-- Written exercise 1 --
According to the prediction-market integrity report, why does manipulation have a stronger and longer-lasting effect in low-liquidity markets?
-- Written exercise 2 --
Could you carry on with the prediction-market integrity report, picking up right after its final line?

-- Source document --
───

Design and Evaluation of a Market Integrity Analysis System for Prediction Markets

Washington University in St. Louis

ESE 4970 Capstone Design, Spring 2026

Abstract

This project studies market integrity in prediction markets through a simulation and detection framework grounded in market microstructure and optimization. Prediction markets operate through event contracts that trade between zero and one, where the price reflects the implied probability of an event occurring. The reliability of this depends on sufficient liquidity, balanced participation, and resistance to strategic interference. In practice, those conditions are often not met, especially in thinly traded markets.

We developed a modular agent-based system using the Mesa framework, structured around a continuous double auction with a central limit order book. The system supports heterogeneous agents including noise traders, informed traders, and multiple classes of strategic manipulators. The central methodological focus is wash trading detection under a fixed structural formulation, comparing Dynamic Programming, Integer Linear Programming, and Branch and Bound. BnB achieves higher detection accuracy and computational efficiency relative to the other methods, with the pruning mechanism allowing large portions of the solution space to be eliminated early based on bounding conditions.

Background

Prediction markets have emerged as a mechanism for aggregating dispersed information into a single market signal through trading activity. Prices are interpreted as implied probabilities of future outcomes. Prior work has shown that prediction markets can perform competitively with, and sometimes outperform, traditional forecasting methods like polling or expert analysis.

Because these probabilities are observable and widely referenced in media, policy discussions, and strategic decision-making, they extend beyond purely financial relevance and can influence perception and belief formation. This creates a feedback loop where market prices don't just reflect beliefs but can also shape them.

Manipulation risk is real. Rasooly and Rozzi demonstrated through a large-scale field experiment that prediction markets are manipulable, showing that even relatively small trades could produce price effects persisting up to 60 days. In low-liquidity environments, fewer counteracting trades exist to correct distortions, allowing manipulative behavior to have a stronger and longer-lasting effect.

Figure 1: Digraph representations of manipulation types. Left: simple wash trade cycle between two agents. Right: a coordinated multi-agent trading ring forming a closed directed cycle.

───

-- Stored data --
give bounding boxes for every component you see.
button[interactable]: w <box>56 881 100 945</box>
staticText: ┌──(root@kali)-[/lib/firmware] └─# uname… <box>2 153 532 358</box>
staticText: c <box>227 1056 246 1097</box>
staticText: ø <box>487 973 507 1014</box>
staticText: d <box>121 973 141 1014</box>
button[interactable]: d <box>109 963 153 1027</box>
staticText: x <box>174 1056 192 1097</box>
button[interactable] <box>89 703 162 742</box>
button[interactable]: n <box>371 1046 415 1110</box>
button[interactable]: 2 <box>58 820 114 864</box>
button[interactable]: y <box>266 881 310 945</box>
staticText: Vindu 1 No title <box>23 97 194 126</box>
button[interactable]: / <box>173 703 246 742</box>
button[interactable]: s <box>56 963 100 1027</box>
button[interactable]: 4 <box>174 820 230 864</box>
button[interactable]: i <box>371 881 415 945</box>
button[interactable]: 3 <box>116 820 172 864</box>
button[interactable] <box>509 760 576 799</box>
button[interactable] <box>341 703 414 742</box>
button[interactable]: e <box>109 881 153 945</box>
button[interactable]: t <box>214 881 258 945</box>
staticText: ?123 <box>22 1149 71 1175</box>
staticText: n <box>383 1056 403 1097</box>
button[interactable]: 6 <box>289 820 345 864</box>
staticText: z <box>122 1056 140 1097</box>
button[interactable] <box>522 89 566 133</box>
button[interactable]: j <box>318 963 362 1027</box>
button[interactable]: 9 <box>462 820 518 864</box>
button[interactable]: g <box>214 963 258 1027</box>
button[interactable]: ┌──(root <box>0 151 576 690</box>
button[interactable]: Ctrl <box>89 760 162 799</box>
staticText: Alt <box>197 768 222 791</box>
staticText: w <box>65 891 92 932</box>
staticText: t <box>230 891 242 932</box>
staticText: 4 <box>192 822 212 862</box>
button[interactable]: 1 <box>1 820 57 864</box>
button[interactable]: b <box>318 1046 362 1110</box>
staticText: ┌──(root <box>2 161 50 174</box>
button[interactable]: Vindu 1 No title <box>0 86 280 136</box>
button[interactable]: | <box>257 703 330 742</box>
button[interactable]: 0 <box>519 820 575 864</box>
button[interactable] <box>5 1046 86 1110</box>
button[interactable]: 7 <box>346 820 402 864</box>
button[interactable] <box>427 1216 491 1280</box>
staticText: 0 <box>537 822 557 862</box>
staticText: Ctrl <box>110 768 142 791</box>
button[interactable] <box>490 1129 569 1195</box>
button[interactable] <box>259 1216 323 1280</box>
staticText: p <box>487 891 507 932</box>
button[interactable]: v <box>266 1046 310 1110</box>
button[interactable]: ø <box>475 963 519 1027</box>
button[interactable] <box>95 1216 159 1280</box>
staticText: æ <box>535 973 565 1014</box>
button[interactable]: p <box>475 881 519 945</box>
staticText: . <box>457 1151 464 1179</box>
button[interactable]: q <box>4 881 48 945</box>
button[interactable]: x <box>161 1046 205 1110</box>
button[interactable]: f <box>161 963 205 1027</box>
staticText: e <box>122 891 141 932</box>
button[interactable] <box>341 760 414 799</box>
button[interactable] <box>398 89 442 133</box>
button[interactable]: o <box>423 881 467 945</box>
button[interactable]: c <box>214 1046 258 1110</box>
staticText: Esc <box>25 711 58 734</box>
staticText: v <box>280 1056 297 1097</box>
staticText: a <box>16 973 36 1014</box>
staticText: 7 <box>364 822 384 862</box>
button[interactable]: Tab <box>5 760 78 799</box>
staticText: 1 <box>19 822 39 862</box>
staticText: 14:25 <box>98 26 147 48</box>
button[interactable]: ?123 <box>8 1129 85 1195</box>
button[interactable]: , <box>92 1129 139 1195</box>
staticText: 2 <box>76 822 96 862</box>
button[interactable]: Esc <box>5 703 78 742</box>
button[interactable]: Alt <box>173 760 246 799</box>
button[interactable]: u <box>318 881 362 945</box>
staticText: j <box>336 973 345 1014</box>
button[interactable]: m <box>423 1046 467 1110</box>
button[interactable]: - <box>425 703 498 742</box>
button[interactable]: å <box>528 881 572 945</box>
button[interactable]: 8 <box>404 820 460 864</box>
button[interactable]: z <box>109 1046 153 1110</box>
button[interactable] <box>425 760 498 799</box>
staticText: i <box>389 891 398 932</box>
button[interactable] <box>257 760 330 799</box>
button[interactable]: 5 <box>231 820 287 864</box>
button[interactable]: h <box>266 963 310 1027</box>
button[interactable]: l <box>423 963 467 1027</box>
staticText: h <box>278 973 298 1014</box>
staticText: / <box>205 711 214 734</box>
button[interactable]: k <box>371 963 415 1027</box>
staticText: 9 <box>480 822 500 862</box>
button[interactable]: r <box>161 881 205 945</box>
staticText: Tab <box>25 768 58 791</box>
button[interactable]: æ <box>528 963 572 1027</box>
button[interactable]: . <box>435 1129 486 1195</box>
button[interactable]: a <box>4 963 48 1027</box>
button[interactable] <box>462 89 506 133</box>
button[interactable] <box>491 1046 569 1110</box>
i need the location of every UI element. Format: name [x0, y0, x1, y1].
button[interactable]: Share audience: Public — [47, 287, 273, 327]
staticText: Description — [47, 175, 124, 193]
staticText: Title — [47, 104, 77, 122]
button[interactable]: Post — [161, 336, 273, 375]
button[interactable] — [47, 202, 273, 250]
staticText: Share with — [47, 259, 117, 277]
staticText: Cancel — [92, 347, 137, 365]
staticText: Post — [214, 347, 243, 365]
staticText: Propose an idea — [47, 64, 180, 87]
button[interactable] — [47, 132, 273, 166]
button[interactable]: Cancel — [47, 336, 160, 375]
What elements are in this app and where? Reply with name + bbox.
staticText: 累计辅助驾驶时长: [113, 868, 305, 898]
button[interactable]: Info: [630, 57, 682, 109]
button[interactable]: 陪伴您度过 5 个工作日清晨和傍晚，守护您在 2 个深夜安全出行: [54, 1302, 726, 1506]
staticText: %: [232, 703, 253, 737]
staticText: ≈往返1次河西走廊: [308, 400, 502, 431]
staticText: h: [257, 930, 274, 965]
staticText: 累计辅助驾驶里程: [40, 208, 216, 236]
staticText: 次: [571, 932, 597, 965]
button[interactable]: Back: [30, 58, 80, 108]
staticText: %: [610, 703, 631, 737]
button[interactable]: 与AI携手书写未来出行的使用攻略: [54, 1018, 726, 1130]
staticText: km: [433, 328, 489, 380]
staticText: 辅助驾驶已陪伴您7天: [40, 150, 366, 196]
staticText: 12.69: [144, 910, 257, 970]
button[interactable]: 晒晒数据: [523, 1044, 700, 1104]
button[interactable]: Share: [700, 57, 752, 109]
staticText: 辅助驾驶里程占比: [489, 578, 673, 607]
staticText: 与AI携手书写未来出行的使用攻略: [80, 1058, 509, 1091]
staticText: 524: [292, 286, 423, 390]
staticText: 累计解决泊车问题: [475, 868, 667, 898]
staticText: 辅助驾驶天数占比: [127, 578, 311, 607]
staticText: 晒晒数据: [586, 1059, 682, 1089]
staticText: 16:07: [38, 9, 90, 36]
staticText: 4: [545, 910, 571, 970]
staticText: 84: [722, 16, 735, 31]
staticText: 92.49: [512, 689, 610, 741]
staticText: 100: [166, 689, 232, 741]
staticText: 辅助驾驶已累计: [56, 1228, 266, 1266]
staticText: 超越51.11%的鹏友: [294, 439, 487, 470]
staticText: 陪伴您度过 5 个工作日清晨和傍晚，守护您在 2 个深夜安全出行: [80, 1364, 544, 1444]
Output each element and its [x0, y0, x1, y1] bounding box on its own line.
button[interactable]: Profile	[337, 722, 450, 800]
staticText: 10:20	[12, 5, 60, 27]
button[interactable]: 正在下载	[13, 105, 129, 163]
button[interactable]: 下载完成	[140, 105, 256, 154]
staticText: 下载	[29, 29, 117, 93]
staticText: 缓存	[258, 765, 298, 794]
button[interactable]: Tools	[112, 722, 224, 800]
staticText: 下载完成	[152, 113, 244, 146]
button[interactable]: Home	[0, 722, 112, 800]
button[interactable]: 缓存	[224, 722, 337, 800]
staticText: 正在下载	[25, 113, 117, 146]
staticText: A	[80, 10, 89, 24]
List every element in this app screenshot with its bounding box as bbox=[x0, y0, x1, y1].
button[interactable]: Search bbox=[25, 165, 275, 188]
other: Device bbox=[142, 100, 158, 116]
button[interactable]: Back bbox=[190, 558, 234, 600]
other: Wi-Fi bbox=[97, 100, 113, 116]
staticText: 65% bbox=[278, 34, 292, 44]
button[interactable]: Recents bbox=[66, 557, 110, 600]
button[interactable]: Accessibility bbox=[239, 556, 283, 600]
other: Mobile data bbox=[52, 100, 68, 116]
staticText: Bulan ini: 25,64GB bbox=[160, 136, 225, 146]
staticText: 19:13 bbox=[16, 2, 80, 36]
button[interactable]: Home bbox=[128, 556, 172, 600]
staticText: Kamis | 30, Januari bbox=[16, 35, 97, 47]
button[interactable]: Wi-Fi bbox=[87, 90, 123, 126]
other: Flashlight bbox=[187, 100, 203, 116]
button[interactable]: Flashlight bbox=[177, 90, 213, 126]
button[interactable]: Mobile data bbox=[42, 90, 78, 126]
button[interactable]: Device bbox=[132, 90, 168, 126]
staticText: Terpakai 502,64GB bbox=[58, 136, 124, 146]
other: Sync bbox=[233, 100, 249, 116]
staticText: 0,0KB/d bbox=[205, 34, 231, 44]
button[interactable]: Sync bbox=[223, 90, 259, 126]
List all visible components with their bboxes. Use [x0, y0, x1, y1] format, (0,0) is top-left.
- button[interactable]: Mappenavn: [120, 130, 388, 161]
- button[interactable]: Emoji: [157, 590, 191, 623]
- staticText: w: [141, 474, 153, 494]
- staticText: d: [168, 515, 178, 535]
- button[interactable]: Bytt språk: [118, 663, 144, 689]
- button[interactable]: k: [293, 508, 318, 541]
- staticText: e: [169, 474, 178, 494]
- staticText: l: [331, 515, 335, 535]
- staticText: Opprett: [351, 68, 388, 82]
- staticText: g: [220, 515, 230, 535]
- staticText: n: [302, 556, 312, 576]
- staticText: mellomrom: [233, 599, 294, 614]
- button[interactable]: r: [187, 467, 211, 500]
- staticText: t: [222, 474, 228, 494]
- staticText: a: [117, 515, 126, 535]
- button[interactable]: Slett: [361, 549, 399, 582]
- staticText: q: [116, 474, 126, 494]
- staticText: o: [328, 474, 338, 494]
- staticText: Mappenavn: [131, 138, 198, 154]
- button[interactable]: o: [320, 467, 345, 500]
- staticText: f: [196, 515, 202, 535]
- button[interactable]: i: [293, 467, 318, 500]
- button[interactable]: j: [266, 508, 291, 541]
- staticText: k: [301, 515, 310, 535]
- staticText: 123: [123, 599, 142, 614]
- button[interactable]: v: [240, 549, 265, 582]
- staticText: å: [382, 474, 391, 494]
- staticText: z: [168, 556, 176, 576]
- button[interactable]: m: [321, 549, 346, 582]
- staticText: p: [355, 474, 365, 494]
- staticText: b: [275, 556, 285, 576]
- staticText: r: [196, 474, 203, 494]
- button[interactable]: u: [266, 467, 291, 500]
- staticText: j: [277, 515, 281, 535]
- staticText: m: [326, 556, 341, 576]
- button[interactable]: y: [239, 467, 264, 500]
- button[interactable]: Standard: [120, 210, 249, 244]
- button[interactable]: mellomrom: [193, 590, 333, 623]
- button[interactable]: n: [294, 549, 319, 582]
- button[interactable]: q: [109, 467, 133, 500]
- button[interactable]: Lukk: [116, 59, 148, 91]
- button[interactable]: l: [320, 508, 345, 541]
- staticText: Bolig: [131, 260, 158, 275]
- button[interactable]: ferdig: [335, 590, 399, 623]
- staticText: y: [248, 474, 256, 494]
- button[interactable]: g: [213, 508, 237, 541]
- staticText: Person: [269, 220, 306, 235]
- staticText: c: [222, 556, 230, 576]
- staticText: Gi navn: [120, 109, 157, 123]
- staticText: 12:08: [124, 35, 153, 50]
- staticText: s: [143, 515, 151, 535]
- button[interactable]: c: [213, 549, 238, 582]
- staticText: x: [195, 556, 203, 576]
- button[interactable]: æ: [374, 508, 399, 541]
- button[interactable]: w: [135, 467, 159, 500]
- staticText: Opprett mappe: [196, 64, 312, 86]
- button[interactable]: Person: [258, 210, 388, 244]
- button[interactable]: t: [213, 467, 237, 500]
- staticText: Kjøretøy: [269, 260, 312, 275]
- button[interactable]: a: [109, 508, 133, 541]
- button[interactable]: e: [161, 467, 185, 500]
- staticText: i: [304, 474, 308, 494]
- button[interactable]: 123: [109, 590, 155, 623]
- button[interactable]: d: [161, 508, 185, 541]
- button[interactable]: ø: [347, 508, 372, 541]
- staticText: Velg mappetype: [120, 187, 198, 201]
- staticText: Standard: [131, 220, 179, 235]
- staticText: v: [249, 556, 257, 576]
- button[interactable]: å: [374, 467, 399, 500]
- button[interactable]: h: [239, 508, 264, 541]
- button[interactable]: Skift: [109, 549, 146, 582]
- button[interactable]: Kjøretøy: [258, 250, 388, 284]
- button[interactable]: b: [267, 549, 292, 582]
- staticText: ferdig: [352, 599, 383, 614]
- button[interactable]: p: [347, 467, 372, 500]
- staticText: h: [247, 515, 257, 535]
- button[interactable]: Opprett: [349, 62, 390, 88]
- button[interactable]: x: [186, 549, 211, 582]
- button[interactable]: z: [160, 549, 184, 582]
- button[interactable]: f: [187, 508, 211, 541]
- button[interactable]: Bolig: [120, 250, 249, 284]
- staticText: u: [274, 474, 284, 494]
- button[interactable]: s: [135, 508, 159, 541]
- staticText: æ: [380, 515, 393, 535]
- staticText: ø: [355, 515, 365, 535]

───

-- Result 1 --
Low-liquidity markets have fewer counteracting trades to correct price distortions, so manipulative trades go uncorrected for longer and move prices more.

-- Result 2 --
Wash Trading

Wash trading operates through cyclic self-matching, where a set of colluding agents trade among themselves in a closed loop. Agent A sells to agent B, who sells back to A, inflating volume without any real transfer of ownership. A more complex variant involves coordinated ring structures where multiple agents form a directed cycle (A → B → C → A). No individual transaction appears suspicious in isolation, but the aggregate structure forms a closed flow of trades.

Pump and Dump

Whale distortion is modeled through a high-capital agent that initiates aggressive buy orders, driving the mid-price upward. This is followed by a reversal phase where the agent exits positions through sell orders once others have responded to the artificially elevated price. Unlike wash trading, which primarily affects volume and trade structure, whale-based manipulation produces a transient shock in price dynamics.

Methods

Agent-Based Simulation

The market environment is implemented using Mesa, replicating a continuous double auction with a central limit order book. The CLOB maintains bids in descending price order and asks in ascending order. The matching engine follows price-time priority. Partial fills are supported. The simulation tracks all executed trades including price, volume, timestamp, and participating agents.

Figure 2: Simulation architecture. Agents submit orders to the CLOB, matched trades are logged, and detection algorithms scan the trade log for wash ring cycles and anomalous patterns.

Digraph-Based Detection with Dynamic Programming

The detection framework is built on a digraph representation of trade flows where nodes are traders and directed edges are executed transactions. Wash trading is defined through two properties: trades must occur in tightly matched pairs satisfying constraints on time, price, and volume, and they must collectively form a closed cycle where total signed volume sums to zero. The subset selection problem is equivalent to a knapsack formulation. DP is the baseline, recursively constructing feasible subsets, but the number of possible subsets grows combinatorially.

Integer Linear Programming

The detection problem is re-expressed as an ILP. Each candidate trade gets a binary decision variable indicating whether it's selected as part of a wash structure. The objective maximizes total matched volume across selected trades. The core constraint enforces flow conservation: for each trader, the sum of signed trade volumes must be zero. This directly encodes the structural definition of wash trading from the digraph representation.

Branch and Bound

BnB is applied to the same subset selection problem. It traverses the search space as a decision tree where each level corresponds to including or excluding a trade. At each node, an upper bound on the achievable objective is computed. If this bound is less than the best solution found so far, the branch is pruned. In the implemented system, pruning is particularly effective because trades are pre-filtered based on tight constraints in time, price, and volume, which significantly reduces the number of feasible combinations.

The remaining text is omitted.